■ **OBJECTIVE**:
Below are the records; collect from them each line containing the string "Sameer".

(Dataset excerpts)
┄┄┄┄┄┄

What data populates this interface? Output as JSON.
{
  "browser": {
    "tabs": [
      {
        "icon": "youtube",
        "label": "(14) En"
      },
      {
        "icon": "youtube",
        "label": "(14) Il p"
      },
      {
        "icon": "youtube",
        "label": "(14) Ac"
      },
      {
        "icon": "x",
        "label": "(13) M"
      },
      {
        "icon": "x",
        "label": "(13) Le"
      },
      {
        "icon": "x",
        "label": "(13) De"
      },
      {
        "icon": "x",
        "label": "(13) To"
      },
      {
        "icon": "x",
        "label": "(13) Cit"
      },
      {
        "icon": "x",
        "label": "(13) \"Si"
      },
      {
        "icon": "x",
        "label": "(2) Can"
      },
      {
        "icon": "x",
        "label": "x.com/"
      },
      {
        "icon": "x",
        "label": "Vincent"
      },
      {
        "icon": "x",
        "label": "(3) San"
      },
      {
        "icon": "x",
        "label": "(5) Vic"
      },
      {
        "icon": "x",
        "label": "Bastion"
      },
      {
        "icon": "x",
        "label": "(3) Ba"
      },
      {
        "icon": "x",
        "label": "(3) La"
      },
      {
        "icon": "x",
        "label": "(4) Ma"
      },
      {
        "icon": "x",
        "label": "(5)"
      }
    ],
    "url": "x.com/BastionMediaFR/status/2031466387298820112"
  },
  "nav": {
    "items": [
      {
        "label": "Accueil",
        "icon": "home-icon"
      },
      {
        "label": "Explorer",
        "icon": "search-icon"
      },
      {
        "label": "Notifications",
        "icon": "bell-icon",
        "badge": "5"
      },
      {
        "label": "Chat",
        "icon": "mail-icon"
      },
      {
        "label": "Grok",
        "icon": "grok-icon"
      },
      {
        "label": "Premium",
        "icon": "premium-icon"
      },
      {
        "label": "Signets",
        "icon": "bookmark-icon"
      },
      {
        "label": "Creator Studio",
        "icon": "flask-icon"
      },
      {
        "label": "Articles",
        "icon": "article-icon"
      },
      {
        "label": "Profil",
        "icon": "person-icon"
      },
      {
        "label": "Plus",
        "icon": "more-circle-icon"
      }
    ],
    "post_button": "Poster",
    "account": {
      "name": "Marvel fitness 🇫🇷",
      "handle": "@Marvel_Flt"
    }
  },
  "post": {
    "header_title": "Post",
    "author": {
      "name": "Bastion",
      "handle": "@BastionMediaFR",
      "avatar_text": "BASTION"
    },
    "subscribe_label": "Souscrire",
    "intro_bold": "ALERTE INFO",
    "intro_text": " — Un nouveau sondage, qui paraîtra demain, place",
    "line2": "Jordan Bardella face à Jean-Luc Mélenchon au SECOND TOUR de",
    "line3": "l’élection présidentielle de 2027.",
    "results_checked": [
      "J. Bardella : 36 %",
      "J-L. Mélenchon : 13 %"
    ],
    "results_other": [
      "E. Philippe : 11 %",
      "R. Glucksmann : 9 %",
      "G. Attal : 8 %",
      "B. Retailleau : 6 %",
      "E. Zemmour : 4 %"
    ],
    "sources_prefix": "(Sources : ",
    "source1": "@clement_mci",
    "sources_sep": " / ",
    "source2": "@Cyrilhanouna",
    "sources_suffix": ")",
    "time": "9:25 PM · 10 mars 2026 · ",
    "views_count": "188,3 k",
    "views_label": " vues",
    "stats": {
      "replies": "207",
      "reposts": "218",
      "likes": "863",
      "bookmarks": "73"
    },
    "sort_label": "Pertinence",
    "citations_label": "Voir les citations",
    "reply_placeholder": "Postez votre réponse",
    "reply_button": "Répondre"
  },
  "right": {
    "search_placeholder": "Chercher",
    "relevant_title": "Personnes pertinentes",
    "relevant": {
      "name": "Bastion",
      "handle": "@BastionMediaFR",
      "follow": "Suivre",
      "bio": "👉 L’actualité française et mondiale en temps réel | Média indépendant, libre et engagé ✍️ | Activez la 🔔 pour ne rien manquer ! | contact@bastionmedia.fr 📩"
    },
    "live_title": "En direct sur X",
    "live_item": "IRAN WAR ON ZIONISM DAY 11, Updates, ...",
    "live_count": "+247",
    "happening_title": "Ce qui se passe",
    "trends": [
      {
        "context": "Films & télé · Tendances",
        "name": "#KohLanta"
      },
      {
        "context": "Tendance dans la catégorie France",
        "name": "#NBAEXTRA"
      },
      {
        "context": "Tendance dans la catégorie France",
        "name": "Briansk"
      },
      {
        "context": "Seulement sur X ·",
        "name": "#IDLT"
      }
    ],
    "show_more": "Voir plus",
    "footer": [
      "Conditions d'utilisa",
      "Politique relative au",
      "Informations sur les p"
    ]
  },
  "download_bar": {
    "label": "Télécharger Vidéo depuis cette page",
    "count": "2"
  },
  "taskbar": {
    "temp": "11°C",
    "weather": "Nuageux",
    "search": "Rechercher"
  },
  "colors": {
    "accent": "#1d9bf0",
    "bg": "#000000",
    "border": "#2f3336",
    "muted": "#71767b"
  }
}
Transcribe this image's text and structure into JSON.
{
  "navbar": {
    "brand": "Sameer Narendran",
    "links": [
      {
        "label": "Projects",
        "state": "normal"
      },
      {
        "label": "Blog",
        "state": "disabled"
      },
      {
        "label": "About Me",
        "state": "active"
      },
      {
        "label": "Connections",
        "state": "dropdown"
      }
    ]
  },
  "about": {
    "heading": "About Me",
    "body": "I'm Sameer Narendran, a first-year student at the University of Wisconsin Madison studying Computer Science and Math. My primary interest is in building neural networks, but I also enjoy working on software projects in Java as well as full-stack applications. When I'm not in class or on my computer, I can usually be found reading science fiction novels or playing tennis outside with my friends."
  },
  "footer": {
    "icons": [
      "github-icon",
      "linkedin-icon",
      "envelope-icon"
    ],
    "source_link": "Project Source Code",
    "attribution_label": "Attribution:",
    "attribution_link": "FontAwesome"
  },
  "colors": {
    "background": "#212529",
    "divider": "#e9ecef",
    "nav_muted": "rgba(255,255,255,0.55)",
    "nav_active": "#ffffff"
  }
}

┄┄┄┄┄┄

■ **SOLUTION TO THIS TASK**:
    "brand": "Sameer Narendran",
    "body": "I'm Sameer Narendran, a first-year student at the University of Wisconsin Madison studying Computer Science and Math. My primary interest is in building neural networks, but I also enjoy working on software projects in Java as well as full-stack applications. When I'm not in class or on my computer, I can usually be found reading science fiction novels or playing tennis outside with my friends."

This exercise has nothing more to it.